### DATASET ENTRIES

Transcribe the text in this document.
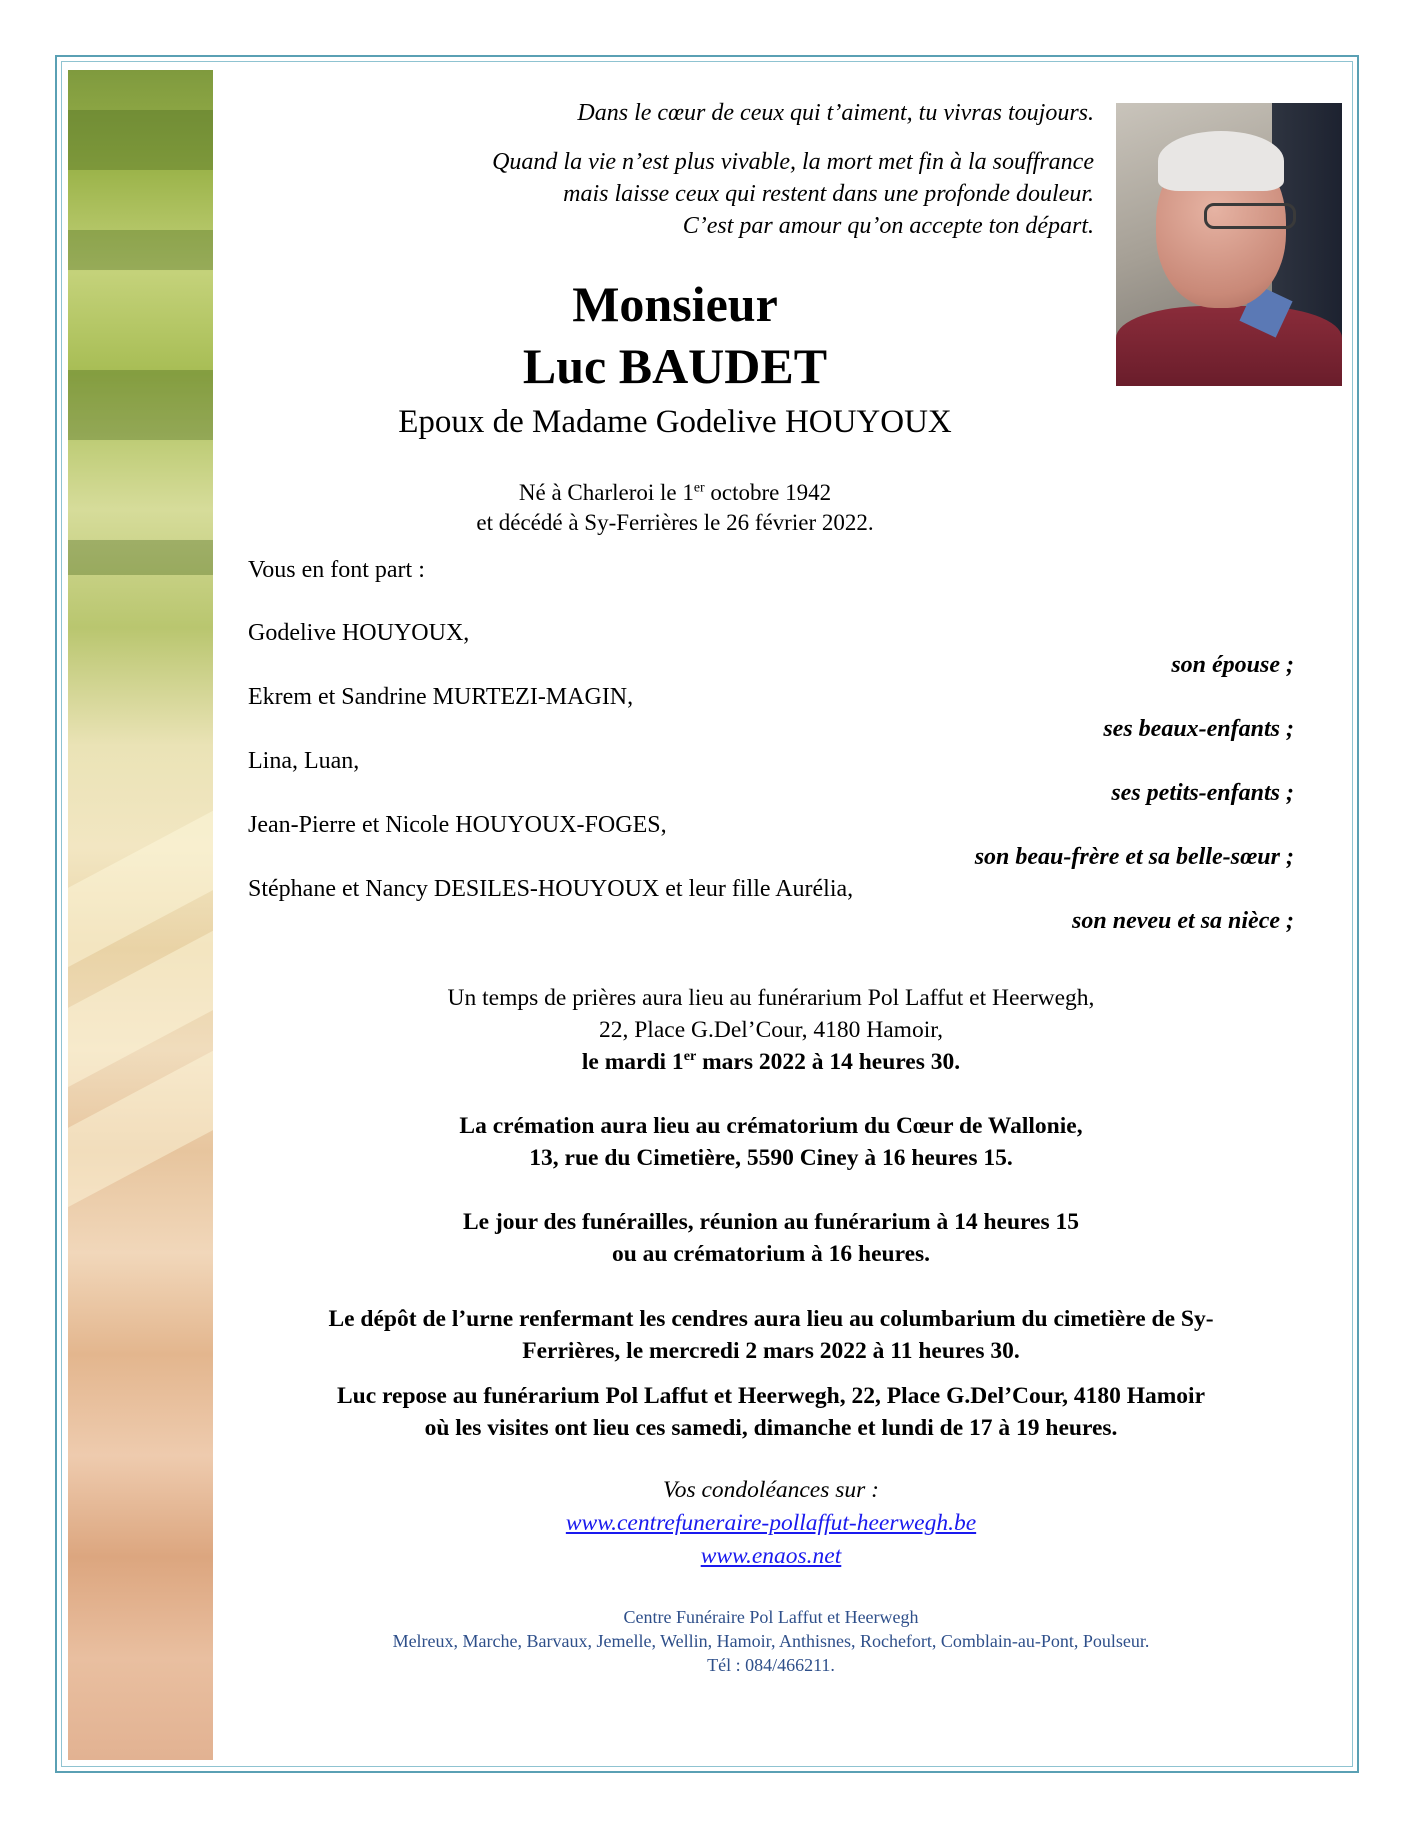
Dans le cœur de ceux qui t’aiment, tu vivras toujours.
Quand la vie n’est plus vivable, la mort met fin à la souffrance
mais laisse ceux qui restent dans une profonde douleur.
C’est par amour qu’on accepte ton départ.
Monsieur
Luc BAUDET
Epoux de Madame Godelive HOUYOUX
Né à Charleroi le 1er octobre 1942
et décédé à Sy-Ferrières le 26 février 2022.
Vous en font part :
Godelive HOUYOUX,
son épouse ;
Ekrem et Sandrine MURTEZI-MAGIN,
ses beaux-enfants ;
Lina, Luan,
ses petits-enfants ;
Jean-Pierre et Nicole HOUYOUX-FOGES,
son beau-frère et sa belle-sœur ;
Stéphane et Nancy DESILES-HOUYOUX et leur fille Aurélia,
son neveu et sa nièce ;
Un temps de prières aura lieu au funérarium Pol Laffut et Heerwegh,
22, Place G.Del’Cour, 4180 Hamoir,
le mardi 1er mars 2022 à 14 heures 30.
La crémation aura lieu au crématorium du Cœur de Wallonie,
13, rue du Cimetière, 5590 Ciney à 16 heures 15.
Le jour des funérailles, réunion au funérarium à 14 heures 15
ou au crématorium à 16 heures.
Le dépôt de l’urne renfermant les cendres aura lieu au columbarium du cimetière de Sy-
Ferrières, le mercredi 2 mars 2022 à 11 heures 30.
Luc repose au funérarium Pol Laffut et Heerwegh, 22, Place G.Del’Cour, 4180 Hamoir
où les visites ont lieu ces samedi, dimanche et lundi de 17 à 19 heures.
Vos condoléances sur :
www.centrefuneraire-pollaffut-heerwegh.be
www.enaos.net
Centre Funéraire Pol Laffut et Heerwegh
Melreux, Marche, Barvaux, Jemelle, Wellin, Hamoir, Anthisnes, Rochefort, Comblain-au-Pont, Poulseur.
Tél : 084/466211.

######
### DATASET ENTRIES

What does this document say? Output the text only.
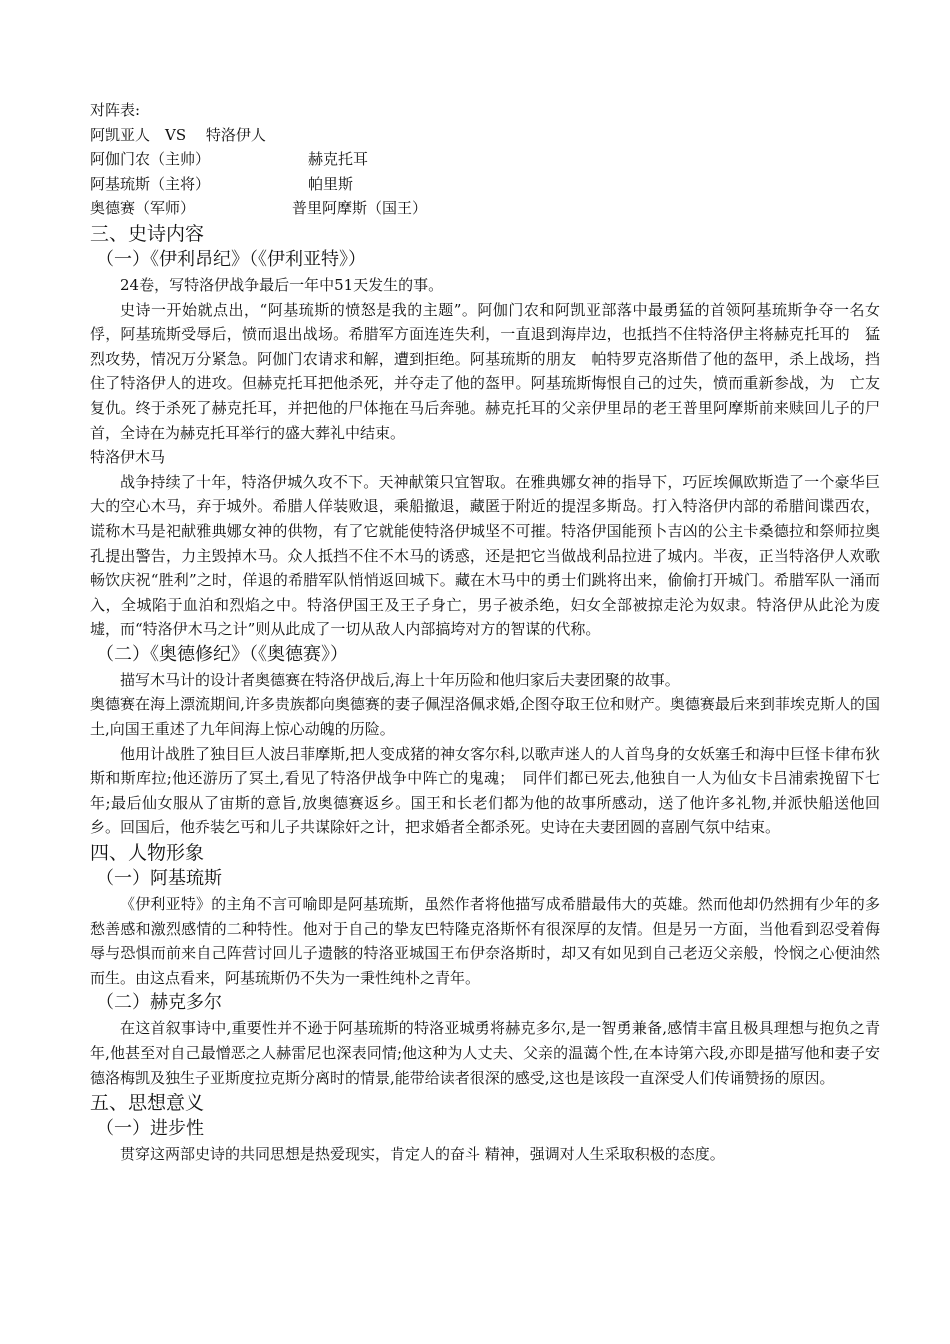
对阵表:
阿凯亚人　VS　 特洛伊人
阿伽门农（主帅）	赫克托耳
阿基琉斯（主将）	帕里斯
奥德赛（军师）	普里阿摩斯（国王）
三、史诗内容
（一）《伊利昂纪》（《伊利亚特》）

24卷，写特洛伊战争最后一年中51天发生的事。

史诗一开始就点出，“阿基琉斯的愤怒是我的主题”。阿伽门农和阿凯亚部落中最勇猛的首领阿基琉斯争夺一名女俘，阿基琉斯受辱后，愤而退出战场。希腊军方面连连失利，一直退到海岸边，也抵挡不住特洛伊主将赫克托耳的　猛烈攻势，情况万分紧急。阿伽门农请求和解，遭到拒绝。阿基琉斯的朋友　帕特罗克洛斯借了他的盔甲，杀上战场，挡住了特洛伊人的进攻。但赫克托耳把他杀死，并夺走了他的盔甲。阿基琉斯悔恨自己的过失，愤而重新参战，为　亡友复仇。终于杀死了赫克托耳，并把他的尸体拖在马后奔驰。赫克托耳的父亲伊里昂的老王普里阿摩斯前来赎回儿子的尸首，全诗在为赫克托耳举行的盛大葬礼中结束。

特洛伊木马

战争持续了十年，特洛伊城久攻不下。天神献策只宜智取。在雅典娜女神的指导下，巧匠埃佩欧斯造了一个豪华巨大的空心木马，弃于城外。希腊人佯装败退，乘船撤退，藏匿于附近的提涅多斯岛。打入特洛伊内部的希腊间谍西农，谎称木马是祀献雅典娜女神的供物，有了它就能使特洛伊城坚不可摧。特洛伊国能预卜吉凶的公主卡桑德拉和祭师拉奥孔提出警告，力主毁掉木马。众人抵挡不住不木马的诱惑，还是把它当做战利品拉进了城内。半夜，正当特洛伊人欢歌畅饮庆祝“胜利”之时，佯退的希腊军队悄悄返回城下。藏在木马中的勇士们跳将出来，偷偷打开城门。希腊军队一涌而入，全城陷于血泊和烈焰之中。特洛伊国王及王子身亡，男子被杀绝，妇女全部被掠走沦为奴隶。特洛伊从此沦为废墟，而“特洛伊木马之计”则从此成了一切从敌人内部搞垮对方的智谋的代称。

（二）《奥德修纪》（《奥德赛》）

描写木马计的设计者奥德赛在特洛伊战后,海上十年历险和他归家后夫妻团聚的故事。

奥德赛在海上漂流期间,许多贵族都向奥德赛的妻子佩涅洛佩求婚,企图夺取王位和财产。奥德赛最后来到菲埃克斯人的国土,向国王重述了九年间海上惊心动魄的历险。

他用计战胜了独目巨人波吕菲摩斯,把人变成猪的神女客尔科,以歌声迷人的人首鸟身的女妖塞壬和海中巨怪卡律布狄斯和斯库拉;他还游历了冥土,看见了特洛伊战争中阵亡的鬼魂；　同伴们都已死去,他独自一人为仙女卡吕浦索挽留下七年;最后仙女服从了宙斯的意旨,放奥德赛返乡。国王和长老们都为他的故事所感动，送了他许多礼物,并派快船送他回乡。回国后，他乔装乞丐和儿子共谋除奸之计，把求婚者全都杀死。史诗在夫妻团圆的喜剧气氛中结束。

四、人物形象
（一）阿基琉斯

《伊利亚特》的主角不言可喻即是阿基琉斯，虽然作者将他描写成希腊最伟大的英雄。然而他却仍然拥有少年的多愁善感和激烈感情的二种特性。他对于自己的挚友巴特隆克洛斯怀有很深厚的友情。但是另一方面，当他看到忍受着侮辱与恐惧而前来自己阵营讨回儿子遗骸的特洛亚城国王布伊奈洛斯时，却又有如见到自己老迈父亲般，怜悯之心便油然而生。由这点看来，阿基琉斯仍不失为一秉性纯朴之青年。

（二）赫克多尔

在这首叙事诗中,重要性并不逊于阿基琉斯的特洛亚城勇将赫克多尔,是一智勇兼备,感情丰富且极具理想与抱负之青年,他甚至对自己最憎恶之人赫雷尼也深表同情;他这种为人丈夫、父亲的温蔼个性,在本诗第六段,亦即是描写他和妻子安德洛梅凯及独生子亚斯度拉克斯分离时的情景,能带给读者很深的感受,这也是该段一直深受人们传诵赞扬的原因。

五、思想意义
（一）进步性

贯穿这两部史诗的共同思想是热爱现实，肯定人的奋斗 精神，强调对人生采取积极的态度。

######
### DATASET ENTRIES

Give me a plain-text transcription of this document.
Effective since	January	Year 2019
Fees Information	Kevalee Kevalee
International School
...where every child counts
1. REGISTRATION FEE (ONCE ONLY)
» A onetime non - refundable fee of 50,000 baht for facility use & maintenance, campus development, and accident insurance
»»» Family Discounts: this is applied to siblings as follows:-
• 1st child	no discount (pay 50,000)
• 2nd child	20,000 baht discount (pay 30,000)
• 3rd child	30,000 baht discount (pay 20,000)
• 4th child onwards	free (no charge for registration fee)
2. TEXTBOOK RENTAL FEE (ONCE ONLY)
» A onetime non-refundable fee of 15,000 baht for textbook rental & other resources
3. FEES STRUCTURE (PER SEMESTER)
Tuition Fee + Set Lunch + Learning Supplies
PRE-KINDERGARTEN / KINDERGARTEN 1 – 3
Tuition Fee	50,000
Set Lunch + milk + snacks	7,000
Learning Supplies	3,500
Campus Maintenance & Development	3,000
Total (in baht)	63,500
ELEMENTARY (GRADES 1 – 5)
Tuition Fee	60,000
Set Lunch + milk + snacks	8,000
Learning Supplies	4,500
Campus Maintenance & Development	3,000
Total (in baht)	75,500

######

◆ GOAL:
Which lines contain the word "refundable"? Copy each one.

◆ OUTPUT:
» A onetime non - refundable fee of 50,000 baht for facility use & maintenance, campus development, and accident insurance
» A onetime non-refundable fee of 15,000 baht for textbook rental & other resources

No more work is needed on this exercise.